Your output is the line containing "What text is on this page?" plus all lines after it to the end of the records, reproduced exactly, with nothing else.
= = = = =
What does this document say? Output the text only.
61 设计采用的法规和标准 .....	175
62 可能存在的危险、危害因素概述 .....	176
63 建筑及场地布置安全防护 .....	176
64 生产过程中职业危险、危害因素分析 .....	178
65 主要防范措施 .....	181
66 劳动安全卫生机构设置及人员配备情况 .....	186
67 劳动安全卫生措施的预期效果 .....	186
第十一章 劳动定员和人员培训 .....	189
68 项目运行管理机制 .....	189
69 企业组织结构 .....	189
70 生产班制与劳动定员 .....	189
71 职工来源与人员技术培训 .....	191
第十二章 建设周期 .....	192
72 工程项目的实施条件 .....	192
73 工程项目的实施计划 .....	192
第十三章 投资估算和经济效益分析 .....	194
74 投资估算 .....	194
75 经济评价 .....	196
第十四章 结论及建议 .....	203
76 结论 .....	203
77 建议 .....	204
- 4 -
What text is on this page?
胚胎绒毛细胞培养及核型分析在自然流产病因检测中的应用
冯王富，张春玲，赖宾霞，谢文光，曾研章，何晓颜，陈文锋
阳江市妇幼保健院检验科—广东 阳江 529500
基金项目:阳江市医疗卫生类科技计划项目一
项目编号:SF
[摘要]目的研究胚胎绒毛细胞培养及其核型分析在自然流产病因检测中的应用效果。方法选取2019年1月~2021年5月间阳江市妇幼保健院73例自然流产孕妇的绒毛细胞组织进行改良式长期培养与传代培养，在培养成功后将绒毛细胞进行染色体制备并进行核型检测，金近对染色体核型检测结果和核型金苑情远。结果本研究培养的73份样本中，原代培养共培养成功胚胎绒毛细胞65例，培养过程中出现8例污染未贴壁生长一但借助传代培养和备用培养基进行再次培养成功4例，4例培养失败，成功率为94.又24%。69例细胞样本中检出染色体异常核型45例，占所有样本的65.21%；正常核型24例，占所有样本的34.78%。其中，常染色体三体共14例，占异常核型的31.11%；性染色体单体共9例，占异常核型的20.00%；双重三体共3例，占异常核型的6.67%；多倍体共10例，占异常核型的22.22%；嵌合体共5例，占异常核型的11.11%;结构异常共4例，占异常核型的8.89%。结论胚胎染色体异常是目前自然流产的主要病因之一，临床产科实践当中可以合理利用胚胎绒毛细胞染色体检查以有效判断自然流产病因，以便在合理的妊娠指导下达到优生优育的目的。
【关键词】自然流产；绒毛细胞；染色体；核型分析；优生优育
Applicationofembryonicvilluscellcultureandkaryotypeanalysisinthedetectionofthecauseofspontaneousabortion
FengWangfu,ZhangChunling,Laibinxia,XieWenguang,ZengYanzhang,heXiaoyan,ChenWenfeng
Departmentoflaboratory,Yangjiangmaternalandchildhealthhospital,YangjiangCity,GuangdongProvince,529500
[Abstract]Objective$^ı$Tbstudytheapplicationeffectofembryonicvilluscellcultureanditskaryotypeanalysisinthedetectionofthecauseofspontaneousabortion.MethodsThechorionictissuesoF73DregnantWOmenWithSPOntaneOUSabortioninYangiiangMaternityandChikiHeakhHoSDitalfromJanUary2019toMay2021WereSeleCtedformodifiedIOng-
= = = = =
**Result of this task:**
What text is on this page?
胚胎绒毛细胞培养及核型分析在自然流产病因检测中的应用
冯王富，张春玲，赖宾霞，谢文光，曾研章，何晓颜，陈文锋
阳江市妇幼保健院检验科—广东 阳江 529500
基金项目:阳江市医疗卫生类科技计划项目一
项目编号:SF
[摘要]目的研究胚胎绒毛细胞培养及其核型分析在自然流产病因检测中的应用效果。方法选取2019年1月~2021年5月间阳江市妇幼保健院73例自然流产孕妇的绒毛细胞组织进行改良式长期培养与传代培养，在培养成功后将绒毛细胞进行染色体制备并进行核型检测，金近对染色体核型检测结果和核型金苑情远。结果本研究培养的73份样本中，原代培养共培养成功胚胎绒毛细胞65例，培养过程中出现8例污染未贴壁生长一但借助传代培养和备用培养基进行再次培养成功4例，4例培养失败，成功率为94.又24%。69例细胞样本中检出染色体异常核型45例，占所有样本的65.21%；正常核型24例，占所有样本的34.78%。其中，常染色体三体共14例，占异常核型的31.11%；性染色体单体共9例，占异常核型的20.00%；双重三体共3例，占异常核型的6.67%；多倍体共10例，占异常核型的22.22%；嵌合体共5例，占异常核型的11.11%;结构异常共4例，占异常核型的8.89%。结论胚胎染色体异常是目前自然流产的主要病因之一，临床产科实践当中可以合理利用胚胎绒毛细胞染色体检查以有效判断自然流产病因，以便在合理的妊娠指导下达到优生优育的目的。
【关键词】自然流产；绒毛细胞；染色体；核型分析；优生优育
Applicationofembryonicvilluscellcultureandkaryotypeanalysisinthedetectionofthecauseofspontaneousabortion
FengWangfu,ZhangChunling,Laibinxia,XieWenguang,ZengYanzhang,heXiaoyan,ChenWenfeng
Departmentoflaboratory,Yangjiangmaternalandchildhealthhospital,YangjiangCity,GuangdongProvince,529500
[Abstract]Objective$^ı$Tbstudytheapplicationeffectofembryonicvilluscellcultureanditskaryotypeanalysisinthedetectionofthecauseofspontaneousabortion.MethodsThechorionictissuesoF73DregnantWOmenWithSPOntaneOUSabortioninYangiiangMaternityandChikiHeakhHoSDitalfromJanUary2019toMay2021WereSeleCtedformodifiedIOng-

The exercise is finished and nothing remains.